**STATED EXERCISE:**
In the lines below, how many hold the word "configuration"? Answer only with the number.

++++ SUPPLIED RECORDS ++++

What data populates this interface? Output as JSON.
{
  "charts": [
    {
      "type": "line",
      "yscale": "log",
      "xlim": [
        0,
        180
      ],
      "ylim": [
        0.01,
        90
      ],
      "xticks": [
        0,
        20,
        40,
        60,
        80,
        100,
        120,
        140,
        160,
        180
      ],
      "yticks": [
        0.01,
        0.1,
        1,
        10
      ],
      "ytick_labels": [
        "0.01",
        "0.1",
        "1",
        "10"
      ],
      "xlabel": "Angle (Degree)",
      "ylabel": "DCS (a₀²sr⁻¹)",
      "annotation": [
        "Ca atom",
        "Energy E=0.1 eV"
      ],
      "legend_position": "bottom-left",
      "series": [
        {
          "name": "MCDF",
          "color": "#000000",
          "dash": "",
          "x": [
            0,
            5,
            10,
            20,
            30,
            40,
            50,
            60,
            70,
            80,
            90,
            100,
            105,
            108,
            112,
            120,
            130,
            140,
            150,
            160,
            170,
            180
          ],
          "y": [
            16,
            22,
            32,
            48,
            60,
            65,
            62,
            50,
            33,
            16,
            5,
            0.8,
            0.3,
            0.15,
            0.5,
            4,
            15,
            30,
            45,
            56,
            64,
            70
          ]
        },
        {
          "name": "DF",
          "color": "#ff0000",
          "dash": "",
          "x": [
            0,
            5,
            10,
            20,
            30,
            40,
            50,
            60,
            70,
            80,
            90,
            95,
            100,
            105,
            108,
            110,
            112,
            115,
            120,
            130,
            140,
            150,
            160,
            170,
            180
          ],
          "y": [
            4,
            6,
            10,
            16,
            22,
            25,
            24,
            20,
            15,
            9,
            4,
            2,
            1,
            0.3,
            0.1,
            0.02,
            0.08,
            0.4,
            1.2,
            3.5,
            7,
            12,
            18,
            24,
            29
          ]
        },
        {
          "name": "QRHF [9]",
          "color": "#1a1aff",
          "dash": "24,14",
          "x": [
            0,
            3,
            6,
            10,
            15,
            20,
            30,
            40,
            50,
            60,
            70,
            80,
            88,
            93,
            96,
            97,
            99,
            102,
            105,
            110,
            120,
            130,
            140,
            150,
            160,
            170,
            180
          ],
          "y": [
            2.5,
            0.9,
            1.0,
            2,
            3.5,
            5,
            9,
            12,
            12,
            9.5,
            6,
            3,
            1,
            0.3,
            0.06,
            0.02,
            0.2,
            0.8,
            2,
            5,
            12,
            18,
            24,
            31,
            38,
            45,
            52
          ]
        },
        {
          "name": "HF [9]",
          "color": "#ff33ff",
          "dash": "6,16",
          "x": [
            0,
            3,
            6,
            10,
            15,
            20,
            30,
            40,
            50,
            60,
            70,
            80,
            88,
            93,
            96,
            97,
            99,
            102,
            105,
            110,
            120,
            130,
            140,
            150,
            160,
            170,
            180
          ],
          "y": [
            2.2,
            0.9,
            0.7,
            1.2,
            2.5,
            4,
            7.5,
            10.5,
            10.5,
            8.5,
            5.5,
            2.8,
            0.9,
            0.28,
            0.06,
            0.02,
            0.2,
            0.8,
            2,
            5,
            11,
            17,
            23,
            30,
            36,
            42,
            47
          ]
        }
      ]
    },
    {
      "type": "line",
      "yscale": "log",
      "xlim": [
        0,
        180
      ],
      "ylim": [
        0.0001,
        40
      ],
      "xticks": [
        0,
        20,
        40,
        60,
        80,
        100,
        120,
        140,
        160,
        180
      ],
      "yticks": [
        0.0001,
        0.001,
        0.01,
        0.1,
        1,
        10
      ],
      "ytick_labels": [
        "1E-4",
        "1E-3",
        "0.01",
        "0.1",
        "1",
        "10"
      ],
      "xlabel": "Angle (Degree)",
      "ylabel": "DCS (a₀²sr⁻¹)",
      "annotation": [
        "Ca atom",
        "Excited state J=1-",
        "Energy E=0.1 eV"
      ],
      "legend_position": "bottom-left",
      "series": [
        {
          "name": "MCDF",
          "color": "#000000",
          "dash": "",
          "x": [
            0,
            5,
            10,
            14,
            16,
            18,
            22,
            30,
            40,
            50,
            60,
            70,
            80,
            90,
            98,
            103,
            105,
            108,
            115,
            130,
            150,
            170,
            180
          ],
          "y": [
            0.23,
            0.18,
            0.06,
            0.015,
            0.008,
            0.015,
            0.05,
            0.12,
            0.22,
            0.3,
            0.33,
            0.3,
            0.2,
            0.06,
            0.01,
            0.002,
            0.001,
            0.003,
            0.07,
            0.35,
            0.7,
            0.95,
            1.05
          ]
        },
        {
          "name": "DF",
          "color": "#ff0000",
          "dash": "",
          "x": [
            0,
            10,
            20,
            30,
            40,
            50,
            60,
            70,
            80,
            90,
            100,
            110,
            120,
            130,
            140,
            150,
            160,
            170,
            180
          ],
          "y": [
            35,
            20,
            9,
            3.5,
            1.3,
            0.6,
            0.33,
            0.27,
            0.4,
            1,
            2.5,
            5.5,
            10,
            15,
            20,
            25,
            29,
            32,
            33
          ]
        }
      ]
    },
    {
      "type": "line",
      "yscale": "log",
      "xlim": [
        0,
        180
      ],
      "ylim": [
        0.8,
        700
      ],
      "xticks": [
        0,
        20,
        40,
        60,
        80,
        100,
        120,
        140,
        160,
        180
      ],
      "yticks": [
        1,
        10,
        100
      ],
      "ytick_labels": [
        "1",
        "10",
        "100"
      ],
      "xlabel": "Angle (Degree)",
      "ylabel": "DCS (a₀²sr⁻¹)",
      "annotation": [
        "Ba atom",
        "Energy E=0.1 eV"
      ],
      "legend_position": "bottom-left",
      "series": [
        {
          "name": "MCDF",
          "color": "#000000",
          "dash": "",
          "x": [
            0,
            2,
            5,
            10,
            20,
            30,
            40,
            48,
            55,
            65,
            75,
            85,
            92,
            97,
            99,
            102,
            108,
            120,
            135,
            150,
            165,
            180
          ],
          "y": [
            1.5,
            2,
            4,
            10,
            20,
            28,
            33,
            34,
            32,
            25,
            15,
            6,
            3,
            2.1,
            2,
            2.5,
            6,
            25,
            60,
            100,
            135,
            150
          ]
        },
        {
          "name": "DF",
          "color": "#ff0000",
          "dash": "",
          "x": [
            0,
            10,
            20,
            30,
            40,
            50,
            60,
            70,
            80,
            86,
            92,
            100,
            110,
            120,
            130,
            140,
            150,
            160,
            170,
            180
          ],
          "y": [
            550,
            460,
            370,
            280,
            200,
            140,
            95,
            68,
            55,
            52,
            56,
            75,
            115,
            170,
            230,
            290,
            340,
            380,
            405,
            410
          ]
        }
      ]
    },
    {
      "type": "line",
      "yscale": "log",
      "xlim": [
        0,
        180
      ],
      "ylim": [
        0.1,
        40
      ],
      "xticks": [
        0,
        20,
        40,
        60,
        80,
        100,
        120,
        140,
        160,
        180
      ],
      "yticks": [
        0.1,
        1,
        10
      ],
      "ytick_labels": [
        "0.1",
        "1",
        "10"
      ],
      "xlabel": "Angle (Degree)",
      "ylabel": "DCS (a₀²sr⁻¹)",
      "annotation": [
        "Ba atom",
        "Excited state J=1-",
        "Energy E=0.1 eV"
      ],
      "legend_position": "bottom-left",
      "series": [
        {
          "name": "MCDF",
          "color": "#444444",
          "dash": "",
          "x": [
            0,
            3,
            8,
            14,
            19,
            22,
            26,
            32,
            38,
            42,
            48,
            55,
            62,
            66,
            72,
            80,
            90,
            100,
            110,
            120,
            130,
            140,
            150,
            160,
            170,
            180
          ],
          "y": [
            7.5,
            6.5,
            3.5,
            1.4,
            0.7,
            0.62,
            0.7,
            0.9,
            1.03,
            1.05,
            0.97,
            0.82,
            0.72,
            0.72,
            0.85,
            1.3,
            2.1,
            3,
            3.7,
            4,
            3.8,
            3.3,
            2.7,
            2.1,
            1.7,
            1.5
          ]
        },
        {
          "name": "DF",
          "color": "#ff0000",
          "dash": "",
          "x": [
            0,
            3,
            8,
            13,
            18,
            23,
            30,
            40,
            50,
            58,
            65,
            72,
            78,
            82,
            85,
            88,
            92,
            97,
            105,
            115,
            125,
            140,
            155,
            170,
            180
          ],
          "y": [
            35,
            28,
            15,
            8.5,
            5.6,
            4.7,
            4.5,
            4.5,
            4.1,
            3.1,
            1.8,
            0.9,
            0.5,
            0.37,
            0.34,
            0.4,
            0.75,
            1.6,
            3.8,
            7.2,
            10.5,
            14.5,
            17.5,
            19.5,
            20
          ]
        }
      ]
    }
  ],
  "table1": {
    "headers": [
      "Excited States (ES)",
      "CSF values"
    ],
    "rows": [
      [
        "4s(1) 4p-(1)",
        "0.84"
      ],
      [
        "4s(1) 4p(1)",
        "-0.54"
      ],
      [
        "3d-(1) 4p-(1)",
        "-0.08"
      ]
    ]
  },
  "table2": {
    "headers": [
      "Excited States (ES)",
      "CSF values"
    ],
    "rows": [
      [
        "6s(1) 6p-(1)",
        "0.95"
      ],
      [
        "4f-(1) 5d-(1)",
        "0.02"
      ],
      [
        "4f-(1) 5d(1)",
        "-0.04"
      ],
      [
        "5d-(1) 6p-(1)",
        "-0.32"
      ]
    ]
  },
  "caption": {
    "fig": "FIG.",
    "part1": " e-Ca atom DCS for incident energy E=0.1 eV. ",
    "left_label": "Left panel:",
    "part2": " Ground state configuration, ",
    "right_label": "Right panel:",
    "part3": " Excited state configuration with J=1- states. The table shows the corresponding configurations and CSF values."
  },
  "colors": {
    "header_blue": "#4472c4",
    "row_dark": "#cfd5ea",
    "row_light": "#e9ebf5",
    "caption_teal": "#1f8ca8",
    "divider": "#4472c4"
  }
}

++++

**REPLY TO THE TASK:**
2